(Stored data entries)

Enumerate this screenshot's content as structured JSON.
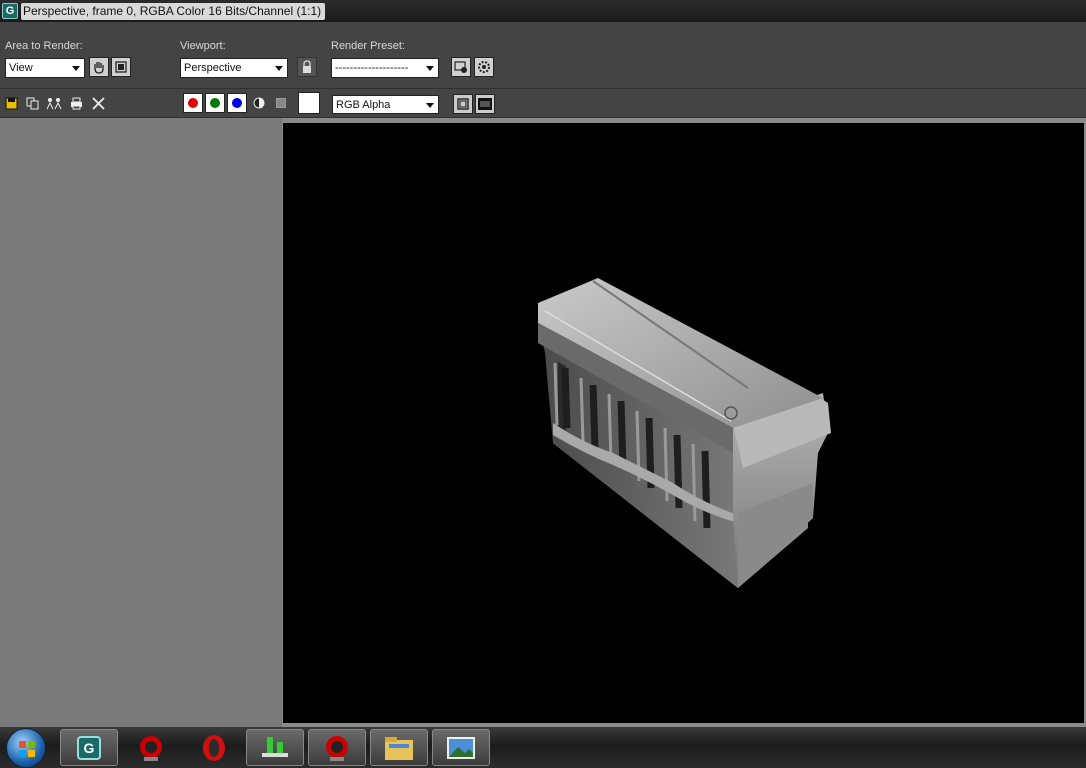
{
  "window": {
    "title": "Perspective, frame 0, RGBA Color 16 Bits/Channel (1:1)",
    "app_icon": "3ds-max-icon",
    "app_icon_glyph": "G"
  },
  "toolbar1": {
    "area_label": "Area to Render:",
    "area_value": "View",
    "viewport_label": "Viewport:",
    "viewport_value": "Perspective",
    "preset_label": "Render Preset:",
    "preset_value": "--------------------"
  },
  "toolbar2": {
    "channel_value": "RGB Alpha",
    "colors": {
      "red": "#e00000",
      "green": "#007a00",
      "blue": "#0000e0"
    }
  },
  "taskbar": {
    "items": [
      {
        "name": "3ds-max-task",
        "glyph": "G"
      },
      {
        "name": "red-app-task-1",
        "glyph": ""
      },
      {
        "name": "opera-task",
        "glyph": "O"
      },
      {
        "name": "green-app-task",
        "glyph": ""
      },
      {
        "name": "red-app-task-2",
        "glyph": ""
      },
      {
        "name": "file-explorer-task",
        "glyph": ""
      },
      {
        "name": "image-viewer-task",
        "glyph": ""
      }
    ]
  }
}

> [What you have to do]:
Pictures in the data above should not be copied; transcribe everything else exactly.

> [Response]:
Enumerate this screenshot's content as structured JSON.
{
  "window": {
    "title": "Perspective, frame 0, RGBA Color 16 Bits/Channel (1:1)",
    "app_icon": "3ds-max-icon",
    "app_icon_glyph": "G"
  },
  "toolbar1": {
    "area_label": "Area to Render:",
    "area_value": "View",
    "viewport_label": "Viewport:",
    "viewport_value": "Perspective",
    "preset_label": "Render Preset:",
    "preset_value": "--------------------"
  },
  "toolbar2": {
    "channel_value": "RGB Alpha",
    "colors": {
      "red": "#e00000",
      "green": "#007a00",
      "blue": "#0000e0"
    }
  },
  "taskbar": {
    "items": [
      {
        "name": "3ds-max-task",
        "glyph": "G"
      },
      {
        "name": "red-app-task-1",
        "glyph": ""
      },
      {
        "name": "opera-task",
        "glyph": "O"
      },
      {
        "name": "green-app-task",
        "glyph": ""
      },
      {
        "name": "red-app-task-2",
        "glyph": ""
      },
      {
        "name": "file-explorer-task",
        "glyph": ""
      },
      {
        "name": "image-viewer-task",
        "glyph": ""
      }
    ]
  }
}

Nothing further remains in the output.